■ **Component data from apps and pages**:
# # #

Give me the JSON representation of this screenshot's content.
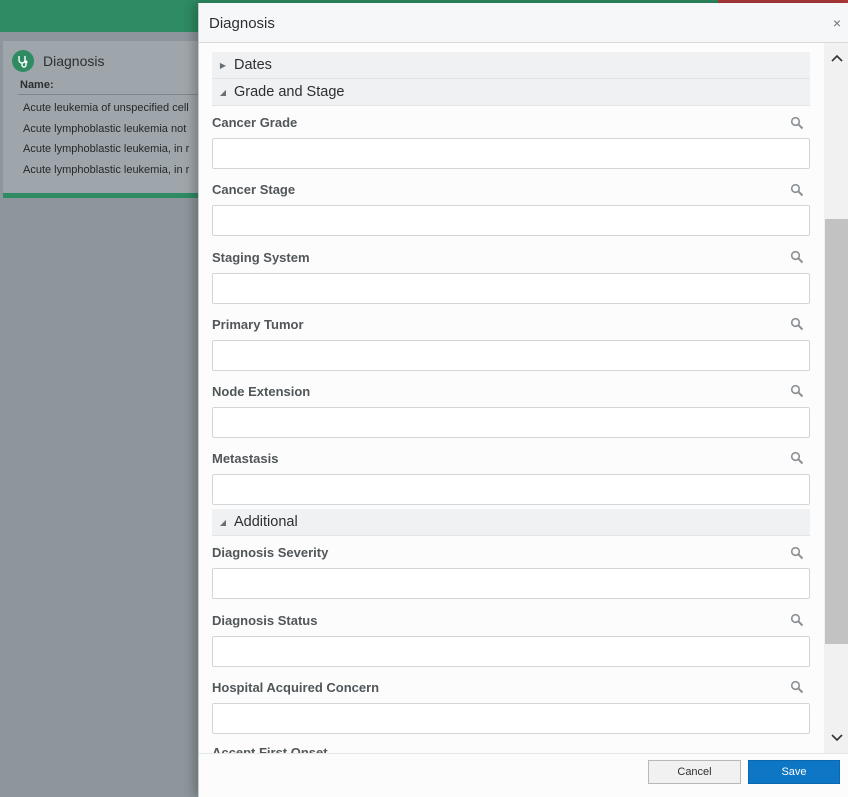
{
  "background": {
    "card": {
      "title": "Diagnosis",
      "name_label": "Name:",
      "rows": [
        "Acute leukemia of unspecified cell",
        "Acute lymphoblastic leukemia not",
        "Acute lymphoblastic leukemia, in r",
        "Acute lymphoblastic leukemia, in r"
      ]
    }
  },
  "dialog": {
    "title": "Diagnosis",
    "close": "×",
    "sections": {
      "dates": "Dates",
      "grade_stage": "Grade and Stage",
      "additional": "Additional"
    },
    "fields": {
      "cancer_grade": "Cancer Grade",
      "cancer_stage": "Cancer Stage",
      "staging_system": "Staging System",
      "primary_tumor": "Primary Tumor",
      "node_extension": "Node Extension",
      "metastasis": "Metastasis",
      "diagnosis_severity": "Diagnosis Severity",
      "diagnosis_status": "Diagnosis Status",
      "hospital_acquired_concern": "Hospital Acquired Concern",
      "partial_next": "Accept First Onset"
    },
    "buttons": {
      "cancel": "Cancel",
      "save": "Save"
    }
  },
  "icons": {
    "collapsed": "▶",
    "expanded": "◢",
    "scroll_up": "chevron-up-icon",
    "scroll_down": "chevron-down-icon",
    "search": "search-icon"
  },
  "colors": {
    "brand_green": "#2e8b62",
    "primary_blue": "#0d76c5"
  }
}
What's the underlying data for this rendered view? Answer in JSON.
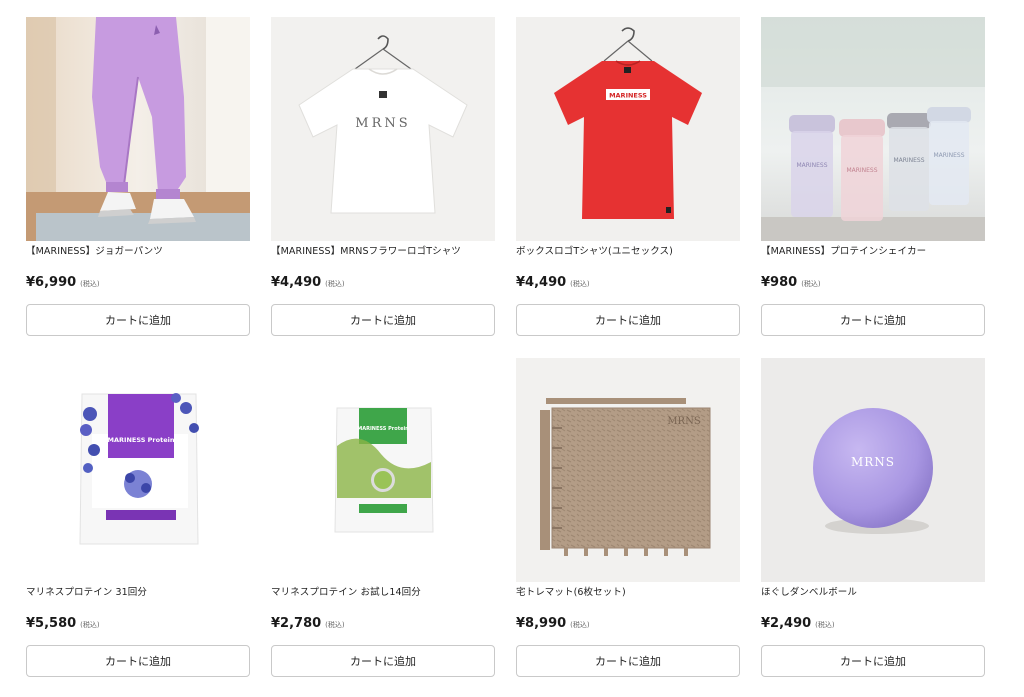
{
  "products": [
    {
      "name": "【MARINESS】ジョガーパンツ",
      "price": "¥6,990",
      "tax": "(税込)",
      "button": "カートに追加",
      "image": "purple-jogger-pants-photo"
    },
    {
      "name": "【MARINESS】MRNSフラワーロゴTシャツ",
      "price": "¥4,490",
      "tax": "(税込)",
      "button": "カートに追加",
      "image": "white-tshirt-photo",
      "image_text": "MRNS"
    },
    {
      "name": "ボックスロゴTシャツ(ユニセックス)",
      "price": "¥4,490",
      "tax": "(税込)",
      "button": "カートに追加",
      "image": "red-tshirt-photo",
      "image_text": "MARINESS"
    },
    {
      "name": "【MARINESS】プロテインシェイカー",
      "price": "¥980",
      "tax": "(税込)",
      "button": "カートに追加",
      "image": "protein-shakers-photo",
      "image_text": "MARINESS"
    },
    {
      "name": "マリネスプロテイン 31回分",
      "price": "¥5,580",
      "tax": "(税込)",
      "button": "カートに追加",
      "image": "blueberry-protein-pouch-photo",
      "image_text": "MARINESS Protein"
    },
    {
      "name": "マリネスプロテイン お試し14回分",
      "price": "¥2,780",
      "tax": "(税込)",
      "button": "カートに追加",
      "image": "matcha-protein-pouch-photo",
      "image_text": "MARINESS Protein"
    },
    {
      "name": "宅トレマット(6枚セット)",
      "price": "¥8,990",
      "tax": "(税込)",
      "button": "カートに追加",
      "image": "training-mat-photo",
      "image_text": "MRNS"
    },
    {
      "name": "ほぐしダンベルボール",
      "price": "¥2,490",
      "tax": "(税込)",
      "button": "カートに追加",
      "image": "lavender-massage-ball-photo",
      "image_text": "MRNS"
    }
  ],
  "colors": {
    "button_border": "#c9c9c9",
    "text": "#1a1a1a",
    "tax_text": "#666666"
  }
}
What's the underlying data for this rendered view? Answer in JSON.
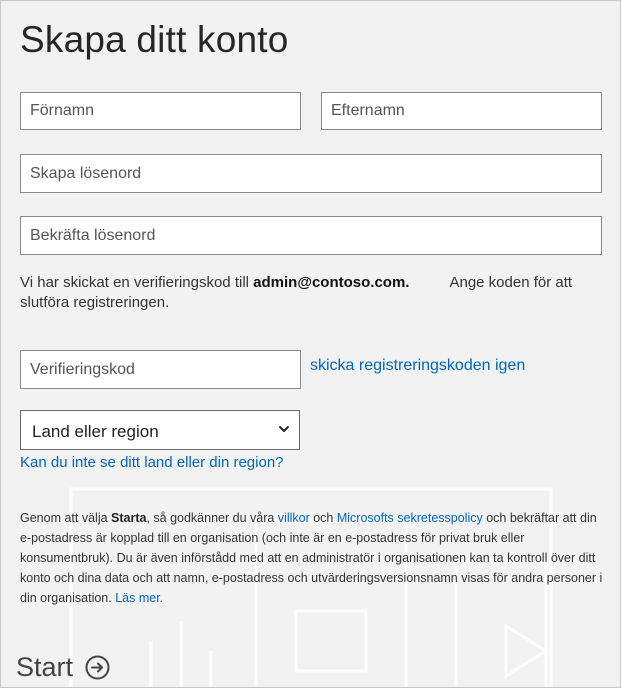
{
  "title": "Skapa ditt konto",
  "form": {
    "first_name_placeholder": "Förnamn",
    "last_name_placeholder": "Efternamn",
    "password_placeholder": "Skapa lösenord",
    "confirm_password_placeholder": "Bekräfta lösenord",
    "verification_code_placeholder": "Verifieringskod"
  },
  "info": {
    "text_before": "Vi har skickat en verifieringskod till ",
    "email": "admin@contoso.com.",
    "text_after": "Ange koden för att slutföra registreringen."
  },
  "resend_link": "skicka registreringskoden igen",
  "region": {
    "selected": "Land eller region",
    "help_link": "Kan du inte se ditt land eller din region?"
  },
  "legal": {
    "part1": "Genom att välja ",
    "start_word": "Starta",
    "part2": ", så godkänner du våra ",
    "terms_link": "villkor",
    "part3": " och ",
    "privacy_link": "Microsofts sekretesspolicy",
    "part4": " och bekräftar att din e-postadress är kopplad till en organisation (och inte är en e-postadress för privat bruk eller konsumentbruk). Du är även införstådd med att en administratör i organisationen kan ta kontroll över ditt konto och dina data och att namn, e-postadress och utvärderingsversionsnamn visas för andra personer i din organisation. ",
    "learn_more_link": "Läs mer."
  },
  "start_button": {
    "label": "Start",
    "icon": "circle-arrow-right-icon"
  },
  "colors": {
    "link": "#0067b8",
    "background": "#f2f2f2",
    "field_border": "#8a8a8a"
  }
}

# # #

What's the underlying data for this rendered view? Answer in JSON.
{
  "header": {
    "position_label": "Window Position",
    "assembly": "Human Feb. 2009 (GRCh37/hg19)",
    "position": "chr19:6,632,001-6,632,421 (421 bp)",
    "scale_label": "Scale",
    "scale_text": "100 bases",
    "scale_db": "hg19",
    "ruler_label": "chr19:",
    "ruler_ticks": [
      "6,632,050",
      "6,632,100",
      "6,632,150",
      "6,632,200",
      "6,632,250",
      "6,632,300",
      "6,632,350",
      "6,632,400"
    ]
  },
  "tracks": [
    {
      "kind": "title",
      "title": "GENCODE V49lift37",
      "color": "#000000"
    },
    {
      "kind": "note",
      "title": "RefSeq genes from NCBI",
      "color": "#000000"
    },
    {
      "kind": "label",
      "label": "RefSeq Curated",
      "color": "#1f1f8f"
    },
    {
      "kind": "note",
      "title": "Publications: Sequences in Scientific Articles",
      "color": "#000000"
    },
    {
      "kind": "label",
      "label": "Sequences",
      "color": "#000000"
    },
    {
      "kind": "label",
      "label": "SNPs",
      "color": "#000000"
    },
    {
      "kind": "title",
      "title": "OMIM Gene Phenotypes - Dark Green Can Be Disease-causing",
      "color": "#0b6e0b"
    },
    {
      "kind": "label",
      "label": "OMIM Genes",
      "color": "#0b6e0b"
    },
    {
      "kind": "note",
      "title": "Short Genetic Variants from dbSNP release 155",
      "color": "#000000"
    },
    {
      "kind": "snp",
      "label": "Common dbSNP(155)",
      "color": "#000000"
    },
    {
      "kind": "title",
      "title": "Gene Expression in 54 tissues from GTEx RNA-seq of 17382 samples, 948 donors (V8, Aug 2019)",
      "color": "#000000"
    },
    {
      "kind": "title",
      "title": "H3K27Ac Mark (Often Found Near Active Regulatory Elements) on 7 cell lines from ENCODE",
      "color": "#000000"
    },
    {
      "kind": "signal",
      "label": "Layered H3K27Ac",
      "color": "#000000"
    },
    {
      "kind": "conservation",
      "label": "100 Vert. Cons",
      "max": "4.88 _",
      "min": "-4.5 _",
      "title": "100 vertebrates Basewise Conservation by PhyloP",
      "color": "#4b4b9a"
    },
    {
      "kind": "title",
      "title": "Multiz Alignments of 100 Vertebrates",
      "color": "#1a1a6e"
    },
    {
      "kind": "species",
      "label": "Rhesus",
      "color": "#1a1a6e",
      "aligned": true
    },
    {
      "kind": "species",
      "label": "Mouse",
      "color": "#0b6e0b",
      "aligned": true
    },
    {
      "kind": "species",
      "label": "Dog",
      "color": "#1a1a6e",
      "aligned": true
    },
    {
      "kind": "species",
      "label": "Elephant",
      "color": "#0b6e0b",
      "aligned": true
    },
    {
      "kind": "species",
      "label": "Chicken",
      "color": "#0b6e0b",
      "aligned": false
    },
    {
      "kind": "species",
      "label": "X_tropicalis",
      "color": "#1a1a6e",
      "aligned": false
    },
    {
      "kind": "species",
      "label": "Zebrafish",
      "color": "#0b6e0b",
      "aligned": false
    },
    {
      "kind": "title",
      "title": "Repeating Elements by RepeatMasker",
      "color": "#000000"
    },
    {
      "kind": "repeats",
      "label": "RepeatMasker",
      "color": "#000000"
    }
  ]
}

# # #

■ **EXERCISE AIM**:
State how many lines of the records above contain the word "lösenord", and give only that number.

■ **EXERCISE RESPONSE**:
2